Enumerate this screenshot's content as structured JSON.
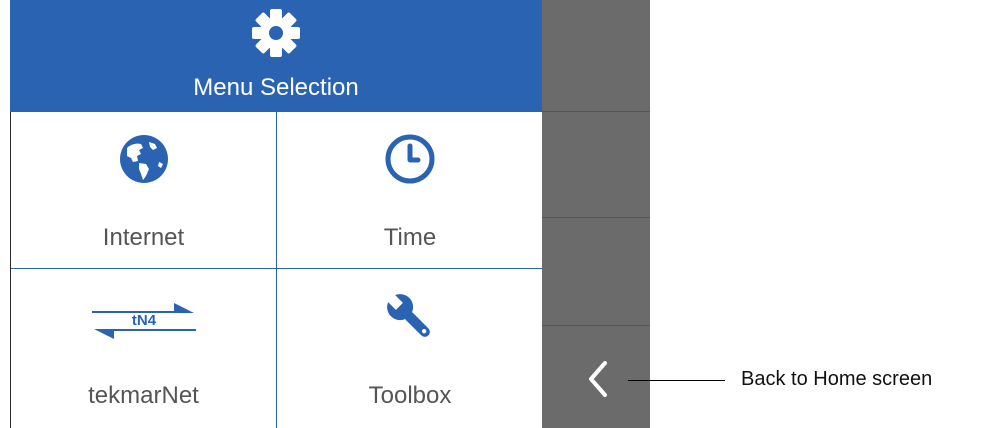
{
  "colors": {
    "accent": "#2a63b2",
    "sidebar": "#6b6b6b"
  },
  "header": {
    "title": "Menu Selection",
    "icon": "gear-icon"
  },
  "menu": [
    {
      "label": "Internet",
      "icon": "globe-icon"
    },
    {
      "label": "Time",
      "icon": "clock-icon"
    },
    {
      "label": "tekmarNet",
      "icon": "tekmarnet-icon",
      "icon_text": "tN4"
    },
    {
      "label": "Toolbox",
      "icon": "wrench-icon"
    }
  ],
  "sidebar": {
    "back_icon": "chevron-left-icon"
  },
  "callout": {
    "text": "Back to Home screen"
  }
}
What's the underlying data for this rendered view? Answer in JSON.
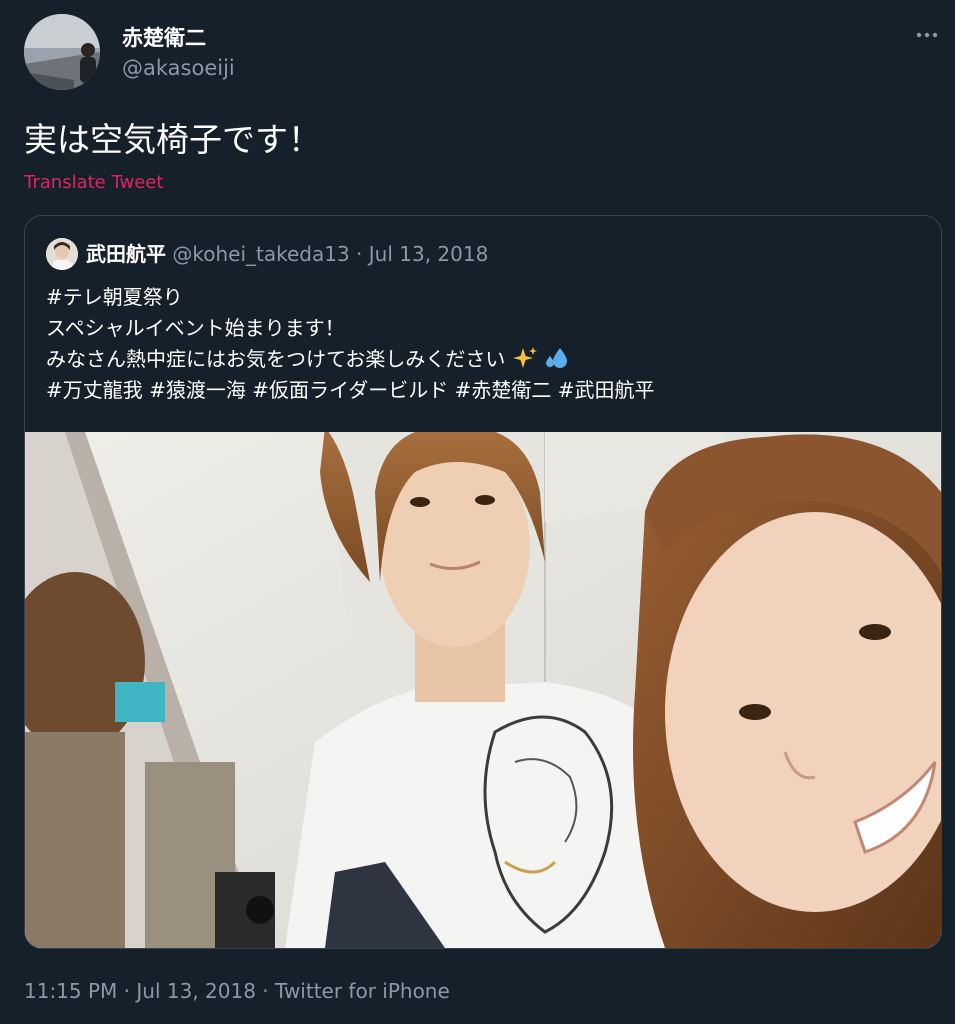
{
  "author": {
    "display_name": "赤楚衛二",
    "handle": "@akasoeiji"
  },
  "tweet": {
    "text": "実は空気椅子です！",
    "translate_label": "Translate Tweet"
  },
  "quoted_tweet": {
    "display_name": "武田航平",
    "handle": "@kohei_takeda13",
    "separator": " · ",
    "date": "Jul 13, 2018",
    "lines": [
      "#テレ朝夏祭り",
      "スペシャルイベント始まります！",
      "みなさん熱中症にはお気をつけてお楽しみください"
    ],
    "emojis": [
      "sparkles-icon",
      "sweat-droplets-icon"
    ],
    "hashtags": [
      "#万丈龍我",
      "#猿渡一海",
      "#仮面ライダービルド",
      "#赤楚衛二",
      "#武田航平"
    ]
  },
  "footer": {
    "time": "11:15 PM",
    "date": "Jul 13, 2018",
    "source": "Twitter for iPhone",
    "separator": " · "
  },
  "colors": {
    "background": "#15202b",
    "secondary_text": "#8b98a5",
    "translate_link": "#e0245e",
    "border": "#38444d"
  }
}
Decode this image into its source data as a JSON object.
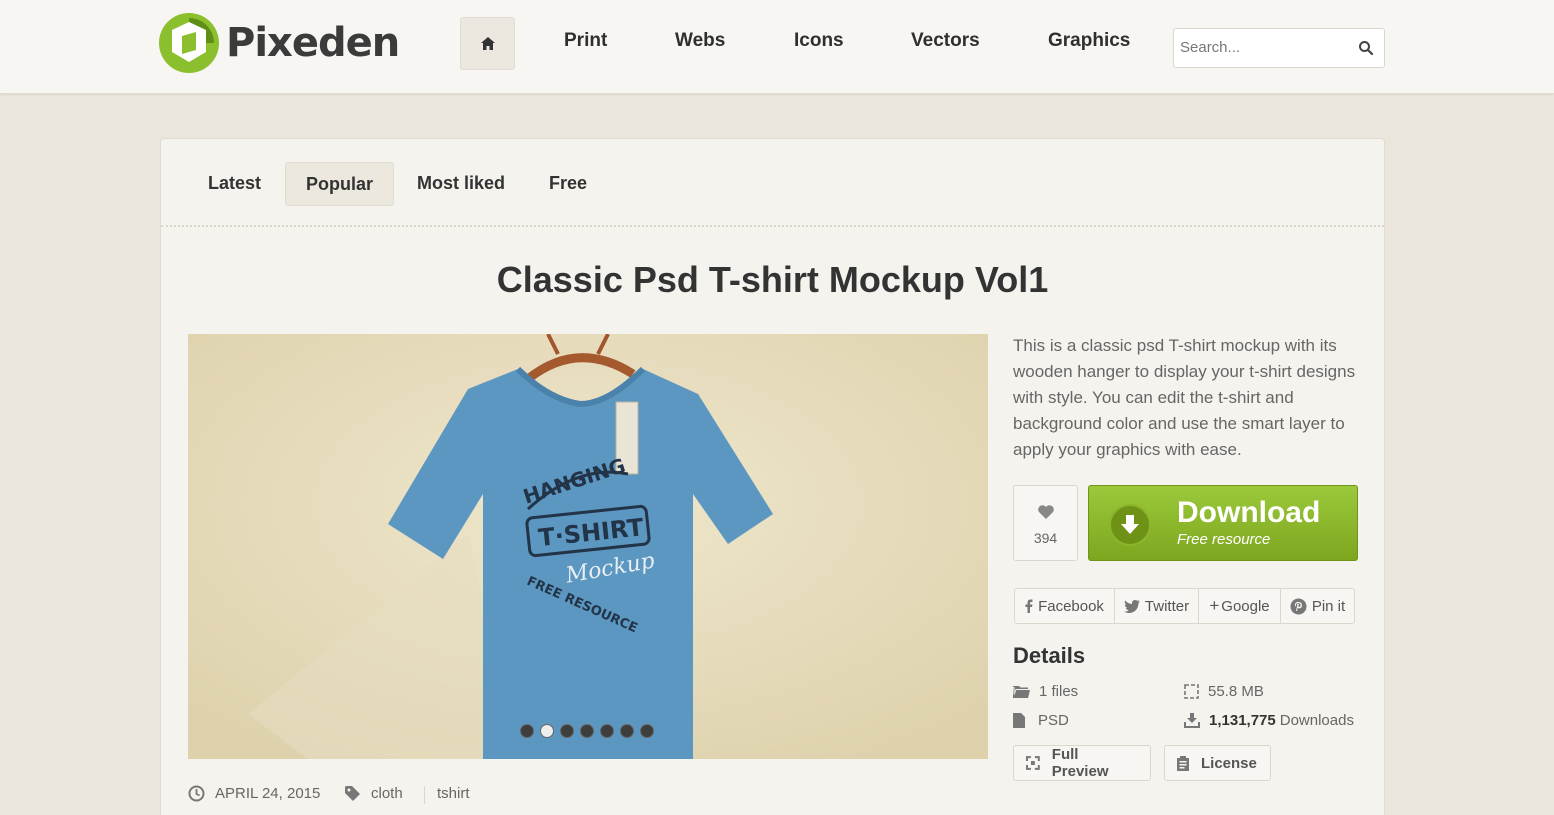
{
  "header": {
    "logo_text": "Pixeden",
    "nav": [
      "Print",
      "Webs",
      "Icons",
      "Vectors",
      "Graphics"
    ],
    "search_placeholder": "Search..."
  },
  "tabs": [
    {
      "label": "Latest",
      "active": false
    },
    {
      "label": "Popular",
      "active": true
    },
    {
      "label": "Most liked",
      "active": false
    },
    {
      "label": "Free",
      "active": false
    }
  ],
  "product": {
    "title": "Classic Psd T-shirt Mockup Vol1",
    "description": "This is a classic psd T-shirt mockup with its wooden hanger to display your t-shirt designs with style. You can edit the t-shirt and background color and use the smart layer to apply your graphics with ease.",
    "likes": "394",
    "download_label": "Download",
    "download_sub": "Free resource",
    "slides": 7,
    "active_slide": 2,
    "shirt_color": "#5b97c1"
  },
  "share": {
    "facebook": "Facebook",
    "twitter": "Twitter",
    "google": "Google",
    "pinterest": "Pin it"
  },
  "details": {
    "heading": "Details",
    "files": "1 files",
    "size": "55.8 MB",
    "format": "PSD",
    "downloads_count": "1,131,775",
    "downloads_label": "Downloads"
  },
  "actions": {
    "full_preview": "Full Preview",
    "license": "License"
  },
  "meta": {
    "date": "APRIL 24, 2015",
    "tags": [
      "cloth",
      "tshirt"
    ]
  },
  "colors": {
    "accent_green": "#8bb92c",
    "background": "#ebe6dc"
  }
}
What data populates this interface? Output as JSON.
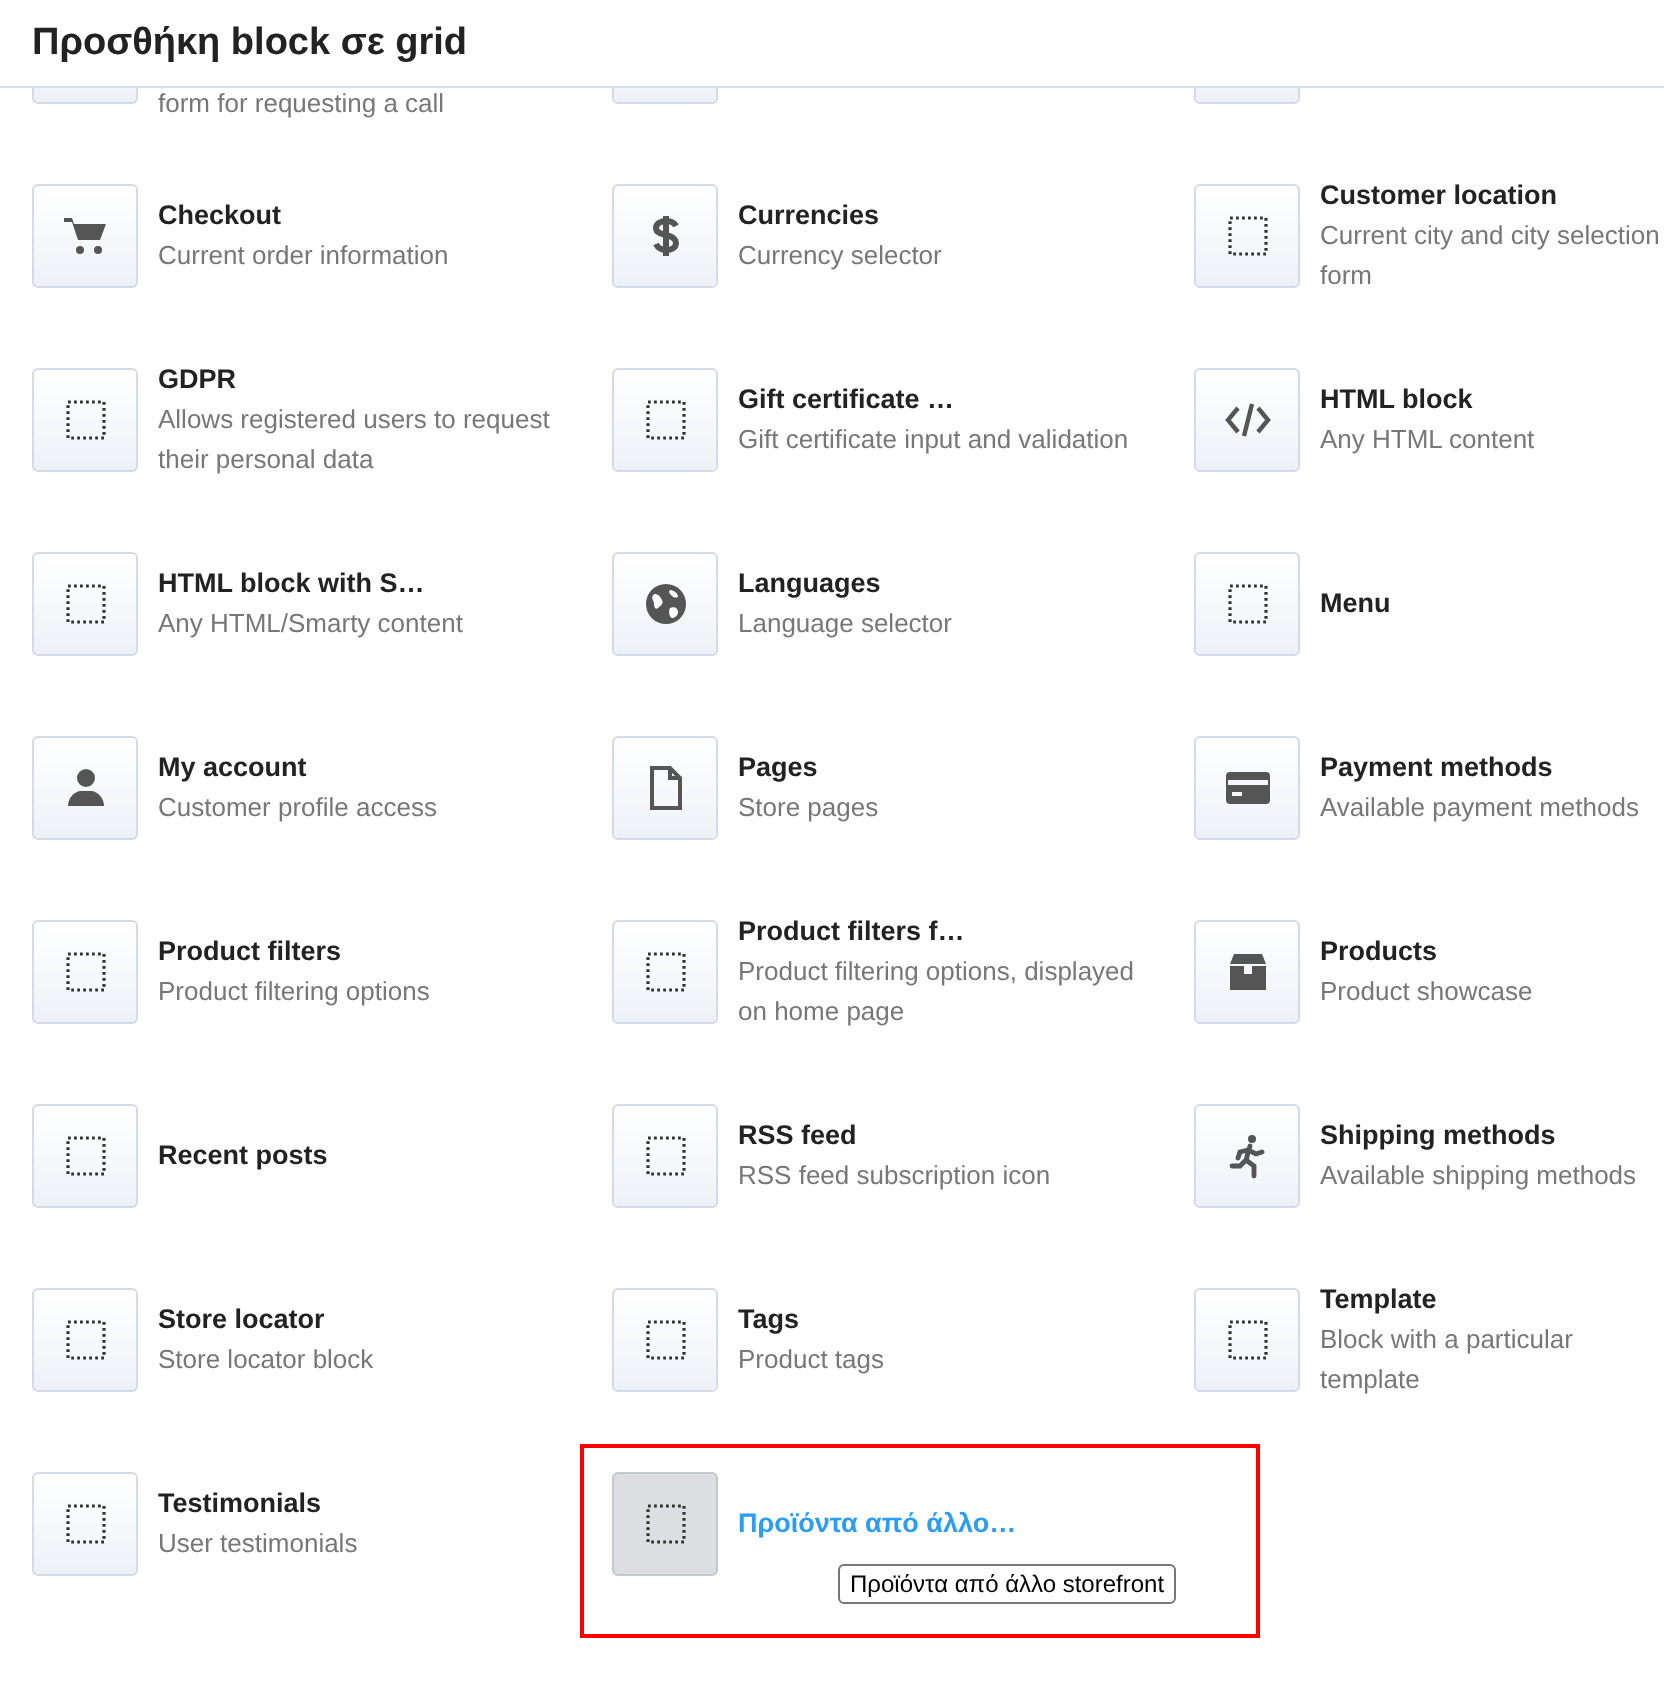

○ ○ ○ ○ ○

What you are asked to do:
Search the lines for "Free". Copy each line that has it.

Completed exercise:
      "label": "Free",
    "download_sub": "Free resource",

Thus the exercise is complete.